[The exercise] Copy the lines verbatim from the first line of the records through the line containing "The flattening member 140 is at (430, 165).", including both ends.

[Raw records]
──────────────────────────────
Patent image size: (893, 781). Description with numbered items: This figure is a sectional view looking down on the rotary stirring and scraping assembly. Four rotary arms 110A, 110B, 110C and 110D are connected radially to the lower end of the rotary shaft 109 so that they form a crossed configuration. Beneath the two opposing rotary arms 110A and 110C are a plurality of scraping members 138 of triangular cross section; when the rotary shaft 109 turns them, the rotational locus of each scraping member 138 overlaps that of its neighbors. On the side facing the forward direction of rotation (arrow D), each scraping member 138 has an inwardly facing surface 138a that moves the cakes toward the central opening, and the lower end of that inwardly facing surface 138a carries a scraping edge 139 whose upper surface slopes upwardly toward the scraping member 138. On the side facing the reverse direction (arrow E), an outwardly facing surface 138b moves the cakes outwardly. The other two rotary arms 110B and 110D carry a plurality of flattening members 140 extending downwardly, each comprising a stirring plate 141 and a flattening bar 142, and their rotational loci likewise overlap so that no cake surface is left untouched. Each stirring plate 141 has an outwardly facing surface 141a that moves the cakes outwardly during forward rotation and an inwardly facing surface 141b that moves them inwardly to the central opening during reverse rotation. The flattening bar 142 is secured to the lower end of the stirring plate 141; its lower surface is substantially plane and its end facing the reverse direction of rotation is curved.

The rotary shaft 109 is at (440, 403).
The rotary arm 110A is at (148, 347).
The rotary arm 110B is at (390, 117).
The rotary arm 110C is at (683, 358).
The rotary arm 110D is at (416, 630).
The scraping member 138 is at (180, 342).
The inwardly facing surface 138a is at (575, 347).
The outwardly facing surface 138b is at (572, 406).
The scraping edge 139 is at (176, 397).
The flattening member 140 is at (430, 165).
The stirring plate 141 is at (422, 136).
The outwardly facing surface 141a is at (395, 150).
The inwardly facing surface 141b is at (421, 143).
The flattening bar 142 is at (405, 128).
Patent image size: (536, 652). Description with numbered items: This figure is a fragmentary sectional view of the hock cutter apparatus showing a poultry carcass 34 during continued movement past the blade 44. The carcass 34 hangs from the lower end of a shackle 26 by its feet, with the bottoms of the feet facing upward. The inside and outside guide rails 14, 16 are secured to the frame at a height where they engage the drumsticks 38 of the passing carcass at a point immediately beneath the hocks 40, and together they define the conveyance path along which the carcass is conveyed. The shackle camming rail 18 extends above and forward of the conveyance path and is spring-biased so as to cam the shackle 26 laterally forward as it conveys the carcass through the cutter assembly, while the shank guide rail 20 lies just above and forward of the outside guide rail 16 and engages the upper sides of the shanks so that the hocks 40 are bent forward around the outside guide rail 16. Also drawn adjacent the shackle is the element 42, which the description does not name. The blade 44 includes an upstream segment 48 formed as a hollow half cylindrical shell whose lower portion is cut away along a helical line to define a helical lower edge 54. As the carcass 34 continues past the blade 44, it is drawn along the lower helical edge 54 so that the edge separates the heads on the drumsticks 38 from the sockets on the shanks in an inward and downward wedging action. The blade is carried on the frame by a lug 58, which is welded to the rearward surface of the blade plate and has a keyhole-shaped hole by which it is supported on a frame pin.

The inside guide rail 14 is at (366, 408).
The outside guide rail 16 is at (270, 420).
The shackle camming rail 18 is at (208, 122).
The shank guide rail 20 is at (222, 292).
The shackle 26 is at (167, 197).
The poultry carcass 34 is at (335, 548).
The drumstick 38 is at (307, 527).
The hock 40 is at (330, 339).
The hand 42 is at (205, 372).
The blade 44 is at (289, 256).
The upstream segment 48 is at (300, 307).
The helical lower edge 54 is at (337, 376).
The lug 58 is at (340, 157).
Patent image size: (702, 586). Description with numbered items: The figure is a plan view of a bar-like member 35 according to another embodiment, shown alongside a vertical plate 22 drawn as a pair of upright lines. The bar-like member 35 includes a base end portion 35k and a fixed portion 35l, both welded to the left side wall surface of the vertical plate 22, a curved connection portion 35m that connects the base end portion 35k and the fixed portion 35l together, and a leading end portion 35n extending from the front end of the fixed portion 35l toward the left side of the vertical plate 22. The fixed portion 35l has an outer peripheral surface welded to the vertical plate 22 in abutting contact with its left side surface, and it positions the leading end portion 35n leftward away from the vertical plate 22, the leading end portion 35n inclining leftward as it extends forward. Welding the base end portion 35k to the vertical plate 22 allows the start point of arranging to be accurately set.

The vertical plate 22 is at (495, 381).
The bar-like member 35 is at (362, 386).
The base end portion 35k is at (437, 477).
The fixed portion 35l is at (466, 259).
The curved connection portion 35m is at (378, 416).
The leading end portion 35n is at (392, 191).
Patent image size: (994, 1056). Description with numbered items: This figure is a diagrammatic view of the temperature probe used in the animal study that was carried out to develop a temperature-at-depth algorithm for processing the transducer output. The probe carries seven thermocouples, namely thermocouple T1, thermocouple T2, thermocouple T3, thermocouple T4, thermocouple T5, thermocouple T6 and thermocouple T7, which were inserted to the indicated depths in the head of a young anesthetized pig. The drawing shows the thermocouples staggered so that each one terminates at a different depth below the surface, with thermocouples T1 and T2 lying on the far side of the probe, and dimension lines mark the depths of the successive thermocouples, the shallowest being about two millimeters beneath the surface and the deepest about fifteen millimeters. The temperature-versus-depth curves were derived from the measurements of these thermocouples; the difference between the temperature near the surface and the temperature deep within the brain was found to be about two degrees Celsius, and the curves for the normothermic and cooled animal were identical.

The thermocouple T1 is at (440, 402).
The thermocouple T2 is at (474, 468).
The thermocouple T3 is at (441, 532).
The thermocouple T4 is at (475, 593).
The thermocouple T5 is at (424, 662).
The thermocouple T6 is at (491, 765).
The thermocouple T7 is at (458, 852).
──────────────────────────────
[Full output]
Patent image size: (893, 781). Description with numbered items: This figure is a sectional view looking down on the rotary stirring and scraping assembly. Four rotary arms 110A, 110B, 110C and 110D are connected radially to the lower end of the rotary shaft 109 so that they form a crossed configuration. Beneath the two opposing rotary arms 110A and 110C are a plurality of scraping members 138 of triangular cross section; when the rotary shaft 109 turns them, the rotational locus of each scraping member 138 overlaps that of its neighbors. On the side facing the forward direction of rotation (arrow D), each scraping member 138 has an inwardly facing surface 138a that moves the cakes toward the central opening, and the lower end of that inwardly facing surface 138a carries a scraping edge 139 whose upper surface slopes upwardly toward the scraping member 138. On the side facing the reverse direction (arrow E), an outwardly facing surface 138b moves the cakes outwardly. The other two rotary arms 110B and 110D carry a plurality of flattening members 140 extending downwardly, each comprising a stirring plate 141 and a flattening bar 142, and their rotational loci likewise overlap so that no cake surface is left untouched. Each stirring plate 141 has an outwardly facing surface 141a that moves the cakes outwardly during forward rotation and an inwardly facing surface 141b that moves them inwardly to the central opening during reverse rotation. The flattening bar 142 is secured to the lower end of the stirring plate 141; its lower surface is substantially plane and its end facing the reverse direction of rotation is curved.

The rotary shaft 109 is at (440, 403).
The rotary arm 110A is at (148, 347).
The rotary arm 110B is at (390, 117).
The rotary arm 110C is at (683, 358).
The rotary arm 110D is at (416, 630).
The scraping member 138 is at (180, 342).
The inwardly facing surface 138a is at (575, 347).
The outwardly facing surface 138b is at (572, 406).
The scraping edge 139 is at (176, 397).
The flattening member 140 is at (430, 165).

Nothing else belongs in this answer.